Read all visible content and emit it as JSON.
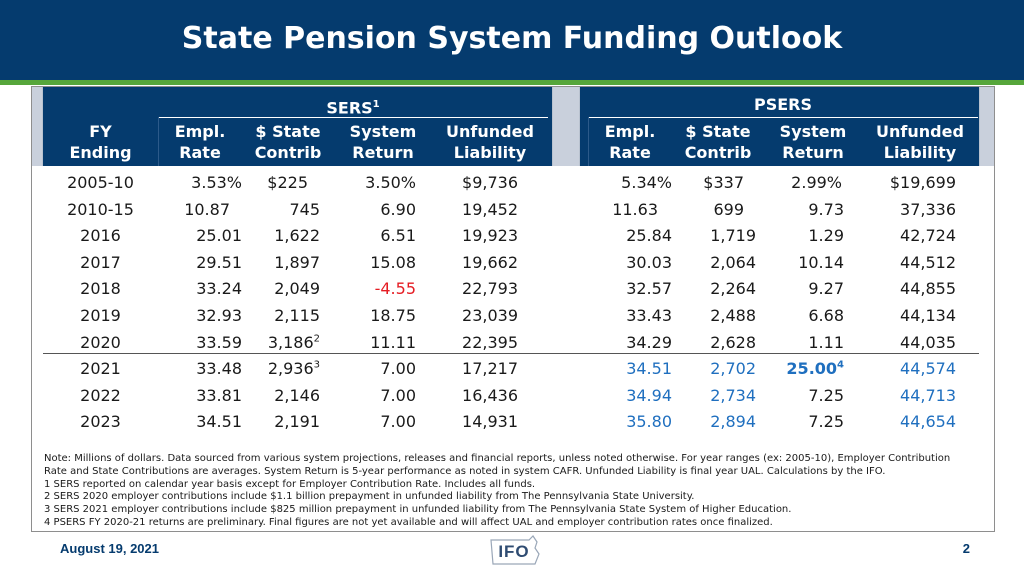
{
  "title": "State Pension System Funding Outlook",
  "colors": {
    "header": "#053b6e",
    "accent": "#56a63b",
    "negative": "#e51c23",
    "projected": "#1f6fbf",
    "headerGap": "#c9d0dc"
  },
  "groups": {
    "sers": "SERS",
    "sers_sup": "1",
    "psers": "PSERS"
  },
  "headers": {
    "fy": [
      "FY",
      "Ending"
    ],
    "empl": [
      "Empl.",
      "Rate"
    ],
    "state": [
      "$ State",
      "Contrib"
    ],
    "system": [
      "System",
      "Return"
    ],
    "unfunded": [
      "Unfunded",
      "Liability"
    ]
  },
  "rows": [
    {
      "fy": "2005-10",
      "se": "3.53%",
      "ss": "$225",
      "sr": "3.50%",
      "su": "$9,736",
      "pe": "5.34%",
      "ps": "$337",
      "pr": "2.99%",
      "pu": "$19,699"
    },
    {
      "fy": "2010-15",
      "se": "10.87",
      "ss": "745",
      "sr": "6.90",
      "su": "19,452",
      "pe": "11.63",
      "ps": "699",
      "pr": "9.73",
      "pu": "37,336"
    },
    {
      "fy": "2016",
      "se": "25.01",
      "ss": "1,622",
      "sr": "6.51",
      "su": "19,923",
      "pe": "25.84",
      "ps": "1,719",
      "pr": "1.29",
      "pu": "42,724"
    },
    {
      "fy": "2017",
      "se": "29.51",
      "ss": "1,897",
      "sr": "15.08",
      "su": "19,662",
      "pe": "30.03",
      "ps": "2,064",
      "pr": "10.14",
      "pu": "44,512"
    },
    {
      "fy": "2018",
      "se": "33.24",
      "ss": "2,049",
      "sr": "-4.55",
      "su": "22,793",
      "pe": "32.57",
      "ps": "2,264",
      "pr": "9.27",
      "pu": "44,855"
    },
    {
      "fy": "2019",
      "se": "32.93",
      "ss": "2,115",
      "sr": "18.75",
      "su": "23,039",
      "pe": "33.43",
      "ps": "2,488",
      "pr": "6.68",
      "pu": "44,134"
    },
    {
      "fy": "2020",
      "se": "33.59",
      "ss": "3,186",
      "ss_sup": "2",
      "sr": "11.11",
      "su": "22,395",
      "pe": "34.29",
      "ps": "2,628",
      "pr": "1.11",
      "pu": "44,035"
    },
    {
      "fy": "2021",
      "se": "33.48",
      "ss": "2,936",
      "ss_sup": "3",
      "sr": "7.00",
      "su": "17,217",
      "pe": "34.51",
      "ps": "2,702",
      "pr": "25.00",
      "pr_sup": "4",
      "pu": "44,574"
    },
    {
      "fy": "2022",
      "se": "33.81",
      "ss": "2,146",
      "sr": "7.00",
      "su": "16,436",
      "pe": "34.94",
      "ps": "2,734",
      "pr": "7.25",
      "pu": "44,713"
    },
    {
      "fy": "2023",
      "se": "34.51",
      "ss": "2,191",
      "sr": "7.00",
      "su": "14,931",
      "pe": "35.80",
      "ps": "2,894",
      "pr": "7.25",
      "pu": "44,654"
    }
  ],
  "notes": [
    "Note: Millions of dollars. Data sourced from various system projections, releases and financial reports, unless noted otherwise. For year ranges (ex: 2005-10), Employer Contribution",
    "Rate and State Contributions are averages. System Return is 5-year performance as noted in system CAFR. Unfunded Liability is final year UAL. Calculations by the IFO.",
    "1 SERS reported on calendar year basis except for Employer Contribution Rate. Includes all funds.",
    "2 SERS 2020 employer contributions include $1.1 billion prepayment in unfunded liability from The Pennsylvania State University.",
    "3 SERS 2021 employer contributions include $825 million prepayment in unfunded liability from The Pennsylvania State System of Higher Education.",
    "4 PSERS FY 2020-21 returns are preliminary. Final figures are not yet available and will affect UAL and employer contribution rates once finalized."
  ],
  "footer": {
    "date": "August 19, 2021",
    "page": "2",
    "logo": "IFO"
  }
}
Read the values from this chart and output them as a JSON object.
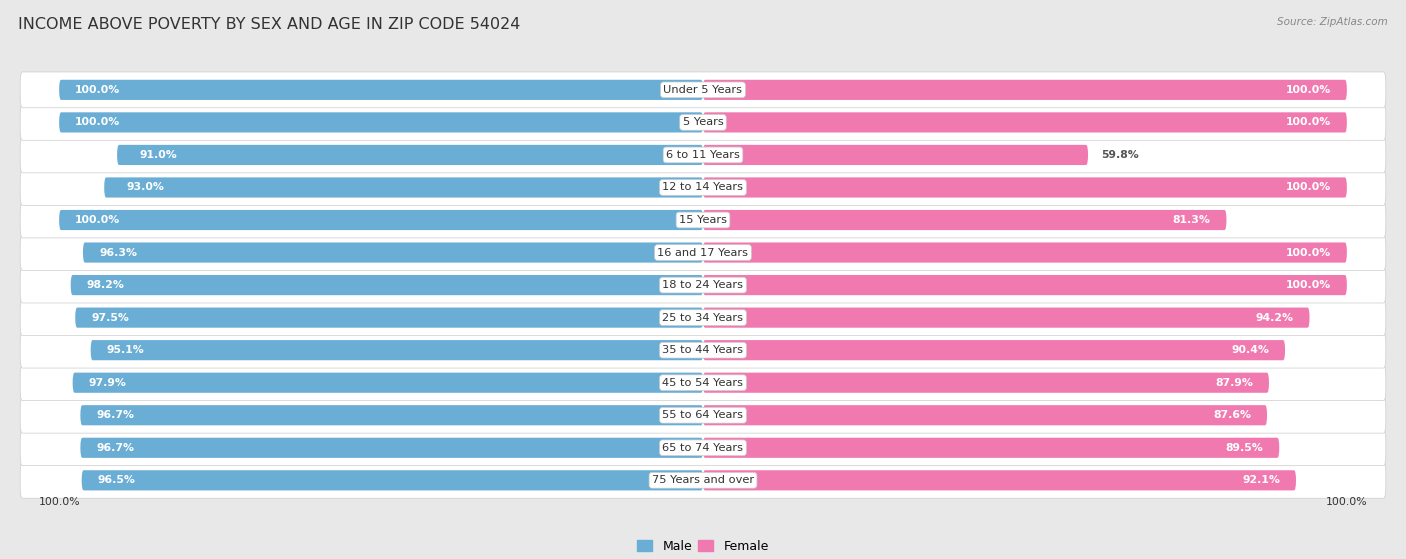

—————

* _GIVEN INSTRUCTION_
Reproduce the records above exactly, leaving out every picture they contain.

* _ANSWER_
Read all visible content and emit it as JSON.
{
  "title": "State Pension System Funding Outlook",
  "colors": {
    "header": "#053b6e",
    "accent": "#56a63b",
    "negative": "#e51c23",
    "projected": "#1f6fbf",
    "headerGap": "#c9d0dc"
  },
  "groups": {
    "sers": "SERS",
    "sers_sup": "1",
    "psers": "PSERS"
  },
  "headers": {
    "fy": [
      "FY",
      "Ending"
    ],
    "empl": [
      "Empl.",
      "Rate"
    ],
    "state": [
      "$ State",
      "Contrib"
    ],
    "system": [
      "System",
      "Return"
    ],
    "unfunded": [
      "Unfunded",
      "Liability"
    ]
  },
  "rows": [
    {
      "fy": "2005-10",
      "se": "3.53%",
      "ss": "$225",
      "sr": "3.50%",
      "su": "$9,736",
      "pe": "5.34%",
      "ps": "$337",
      "pr": "2.99%",
      "pu": "$19,699"
    },
    {
      "fy": "2010-15",
      "se": "10.87",
      "ss": "745",
      "sr": "6.90",
      "su": "19,452",
      "pe": "11.63",
      "ps": "699",
      "pr": "9.73",
      "pu": "37,336"
    },
    {
      "fy": "2016",
      "se": "25.01",
      "ss": "1,622",
      "sr": "6.51",
      "su": "19,923",
      "pe": "25.84",
      "ps": "1,719",
      "pr": "1.29",
      "pu": "42,724"
    },
    {
      "fy": "2017",
      "se": "29.51",
      "ss": "1,897",
      "sr": "15.08",
      "su": "19,662",
      "pe": "30.03",
      "ps": "2,064",
      "pr": "10.14",
      "pu": "44,512"
    },
    {
      "fy": "2018",
      "se": "33.24",
      "ss": "2,049",
      "sr": "-4.55",
      "su": "22,793",
      "pe": "32.57",
      "ps": "2,264",
      "pr": "9.27",
      "pu": "44,855"
    },
    {
      "fy": "2019",
      "se": "32.93",
      "ss": "2,115",
      "sr": "18.75",
      "su": "23,039",
      "pe": "33.43",
      "ps": "2,488",
      "pr": "6.68",
      "pu": "44,134"
    },
    {
      "fy": "2020",
      "se": "33.59",
      "ss": "3,186",
      "ss_sup": "2",
      "sr": "11.11",
      "su": "22,395",
      "pe": "34.29",
      "ps": "2,628",
      "pr": "1.11",
      "pu": "44,035"
    },
    {
      "fy": "2021",
      "se": "33.48",
      "ss": "2,936",
      "ss_sup": "3",
      "sr": "7.00",
      "su": "17,217",
      "pe": "34.51",
      "ps": "2,702",
      "pr": "25.00",
      "pr_sup": "4",
      "pu": "44,574"
    },
    {
      "fy": "2022",
      "se": "33.81",
      "ss": "2,146",
      "sr": "7.00",
      "su": "16,436",
      "pe": "34.94",
      "ps": "2,734",
      "pr": "7.25",
      "pu": "44,713"
    },
    {
      "fy": "2023",
      "se": "34.51",
      "ss": "2,191",
      "sr": "7.00",
      "su": "14,931",
      "pe": "35.80",
      "ps": "2,894",
      "pr": "7.25",
      "pu": "44,654"
    }
  ],
  "notes": [
    "Note: Millions of dollars. Data sourced from various system projections, releases and financial reports, unless noted otherwise. For year ranges (ex: 2005-10), Employer Contribution",
    "Rate and State Contributions are averages. System Return is 5-year performance as noted in system CAFR. Unfunded Liability is final year UAL. Calculations by the IFO.",
    "1 SERS reported on calendar year basis except for Employer Contribution Rate. Includes all funds.",
    "2 SERS 2020 employer contributions include $1.1 billion prepayment in unfunded liability from The Pennsylvania State University.",
    "3 SERS 2021 employer contributions include $825 million prepayment in unfunded liability from The Pennsylvania State System of Higher Education.",
    "4 PSERS FY 2020-21 returns are preliminary. Final figures are not yet available and will affect UAL and employer contribution rates once finalized."
  ],
  "footer": {
    "date": "August 19, 2021",
    "page": "2",
    "logo": "IFO"
  }
}
Read the values from this chart and output them as a JSON object.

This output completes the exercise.